TASK INSTRUCTIONS:
Search the entries below. Return every line that has "налогового" in it.

INFORMATION GIVEN:
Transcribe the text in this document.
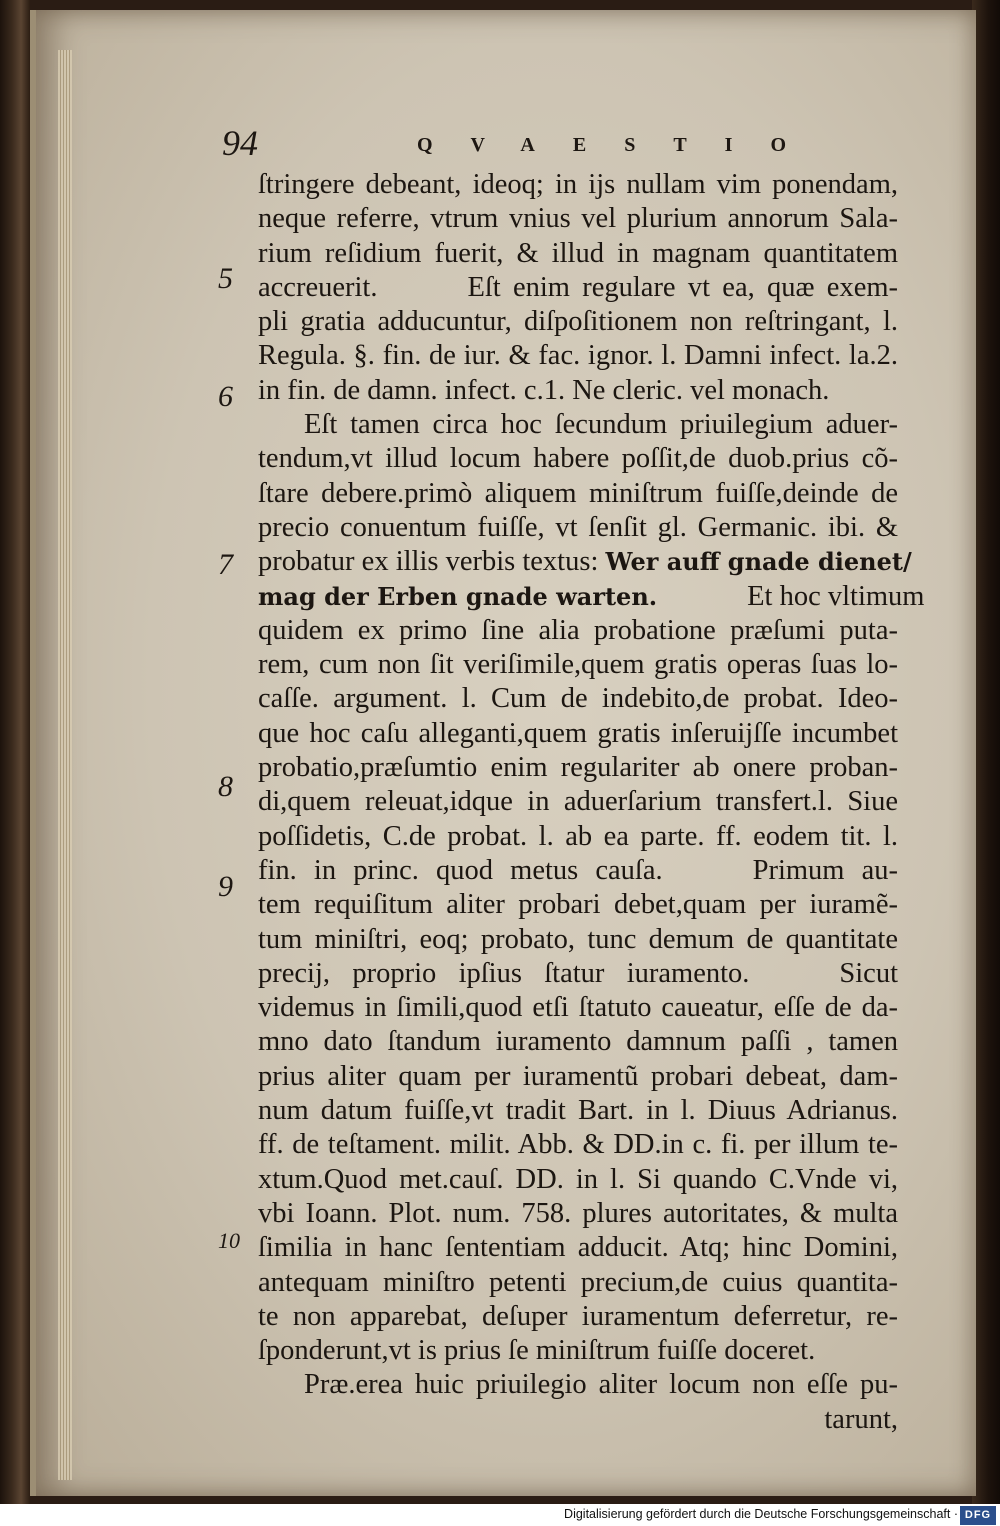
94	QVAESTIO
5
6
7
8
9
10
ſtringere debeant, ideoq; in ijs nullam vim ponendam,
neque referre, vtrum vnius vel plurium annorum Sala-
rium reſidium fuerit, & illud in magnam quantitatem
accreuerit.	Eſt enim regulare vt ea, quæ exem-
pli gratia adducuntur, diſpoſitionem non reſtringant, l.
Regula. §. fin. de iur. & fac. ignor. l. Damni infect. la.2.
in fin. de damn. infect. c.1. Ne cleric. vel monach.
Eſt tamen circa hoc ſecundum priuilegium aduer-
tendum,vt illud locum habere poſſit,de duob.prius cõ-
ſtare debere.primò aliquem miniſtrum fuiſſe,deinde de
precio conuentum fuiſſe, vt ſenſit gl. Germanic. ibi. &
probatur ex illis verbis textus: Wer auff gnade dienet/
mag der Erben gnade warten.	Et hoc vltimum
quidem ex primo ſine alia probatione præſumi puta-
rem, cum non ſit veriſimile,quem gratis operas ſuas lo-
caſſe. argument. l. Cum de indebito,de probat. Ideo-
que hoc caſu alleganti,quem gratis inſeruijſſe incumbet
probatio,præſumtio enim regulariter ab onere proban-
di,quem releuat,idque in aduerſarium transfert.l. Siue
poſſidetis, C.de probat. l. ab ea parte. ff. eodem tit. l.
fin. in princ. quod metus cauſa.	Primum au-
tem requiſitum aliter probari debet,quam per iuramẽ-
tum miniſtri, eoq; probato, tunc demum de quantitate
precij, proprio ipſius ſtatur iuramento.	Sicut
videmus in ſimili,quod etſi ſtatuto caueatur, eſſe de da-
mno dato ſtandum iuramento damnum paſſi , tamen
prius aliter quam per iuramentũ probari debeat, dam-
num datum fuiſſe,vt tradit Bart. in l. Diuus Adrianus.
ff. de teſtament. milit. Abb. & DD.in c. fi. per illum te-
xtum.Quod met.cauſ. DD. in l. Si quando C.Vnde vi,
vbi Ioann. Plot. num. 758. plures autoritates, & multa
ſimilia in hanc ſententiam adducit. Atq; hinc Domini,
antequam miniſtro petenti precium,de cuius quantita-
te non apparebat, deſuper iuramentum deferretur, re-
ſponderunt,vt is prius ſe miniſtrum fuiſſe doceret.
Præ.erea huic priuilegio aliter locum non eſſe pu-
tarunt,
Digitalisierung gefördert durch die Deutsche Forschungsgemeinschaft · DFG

---

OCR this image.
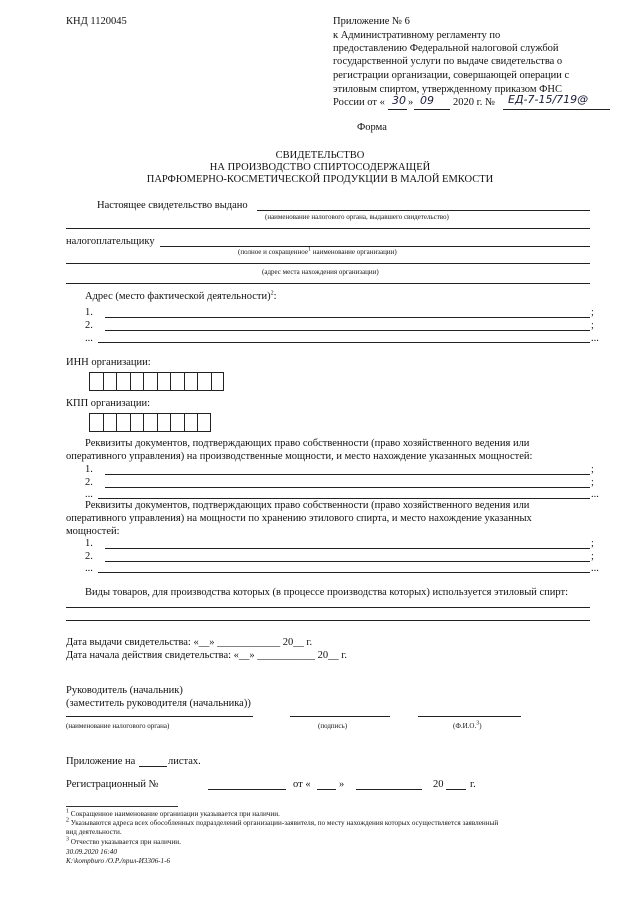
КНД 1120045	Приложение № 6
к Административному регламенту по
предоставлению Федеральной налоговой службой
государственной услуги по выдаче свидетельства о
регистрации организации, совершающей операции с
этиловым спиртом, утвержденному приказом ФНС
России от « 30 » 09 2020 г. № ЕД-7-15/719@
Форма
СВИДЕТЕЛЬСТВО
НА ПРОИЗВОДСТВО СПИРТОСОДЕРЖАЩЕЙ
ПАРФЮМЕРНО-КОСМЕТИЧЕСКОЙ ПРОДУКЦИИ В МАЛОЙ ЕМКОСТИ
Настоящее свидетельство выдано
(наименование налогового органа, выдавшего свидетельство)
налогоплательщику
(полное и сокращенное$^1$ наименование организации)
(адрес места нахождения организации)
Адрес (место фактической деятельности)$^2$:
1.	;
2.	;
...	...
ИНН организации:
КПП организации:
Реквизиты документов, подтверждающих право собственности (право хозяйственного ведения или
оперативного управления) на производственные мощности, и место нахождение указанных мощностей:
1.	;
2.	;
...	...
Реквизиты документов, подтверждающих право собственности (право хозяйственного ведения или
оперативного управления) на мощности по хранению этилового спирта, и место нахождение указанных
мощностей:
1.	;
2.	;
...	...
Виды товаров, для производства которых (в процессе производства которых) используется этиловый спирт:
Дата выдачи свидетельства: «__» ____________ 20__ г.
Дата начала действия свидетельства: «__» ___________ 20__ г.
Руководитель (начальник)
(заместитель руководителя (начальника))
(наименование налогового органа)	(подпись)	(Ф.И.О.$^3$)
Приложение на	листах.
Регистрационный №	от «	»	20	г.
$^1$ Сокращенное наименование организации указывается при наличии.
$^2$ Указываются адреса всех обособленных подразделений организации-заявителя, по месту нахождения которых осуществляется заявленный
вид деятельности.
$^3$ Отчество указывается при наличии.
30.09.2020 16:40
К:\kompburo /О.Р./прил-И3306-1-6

ANSWER TO THE TASK:
(наименование налогового органа, выдавшего свидетельство)
(наименование налогового органа)	(подпись)	(Ф.И.О.$^3$)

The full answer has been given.